(Dataset items)
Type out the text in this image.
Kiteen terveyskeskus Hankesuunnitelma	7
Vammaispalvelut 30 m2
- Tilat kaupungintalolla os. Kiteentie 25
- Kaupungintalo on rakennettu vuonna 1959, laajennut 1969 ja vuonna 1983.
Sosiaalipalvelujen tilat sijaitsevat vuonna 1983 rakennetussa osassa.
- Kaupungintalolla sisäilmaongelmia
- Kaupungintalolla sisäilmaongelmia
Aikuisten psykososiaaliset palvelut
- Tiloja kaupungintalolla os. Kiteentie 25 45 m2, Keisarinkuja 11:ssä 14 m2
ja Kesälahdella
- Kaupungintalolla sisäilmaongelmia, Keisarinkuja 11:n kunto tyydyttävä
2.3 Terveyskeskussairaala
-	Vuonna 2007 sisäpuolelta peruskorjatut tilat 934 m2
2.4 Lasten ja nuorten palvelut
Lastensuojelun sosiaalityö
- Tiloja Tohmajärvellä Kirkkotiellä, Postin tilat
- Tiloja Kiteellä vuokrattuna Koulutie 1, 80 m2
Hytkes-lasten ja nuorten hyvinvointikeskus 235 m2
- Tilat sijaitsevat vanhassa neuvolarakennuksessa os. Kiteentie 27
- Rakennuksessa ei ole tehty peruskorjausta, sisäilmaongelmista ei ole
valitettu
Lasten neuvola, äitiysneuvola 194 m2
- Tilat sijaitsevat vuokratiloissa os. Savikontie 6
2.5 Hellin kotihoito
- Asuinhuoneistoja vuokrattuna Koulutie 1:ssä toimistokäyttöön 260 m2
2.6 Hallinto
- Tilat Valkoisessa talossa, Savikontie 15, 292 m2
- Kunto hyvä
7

PROBLEM DETAILS ::
In the records above, locate the lines holding the word "Savikontie". Copy each of them.

WRITTEN RESPONSE ::
- Tilat sijaitsevat vuokratiloissa os. Savikontie 6
- Tilat Valkoisessa talossa, Savikontie 15, 292 m2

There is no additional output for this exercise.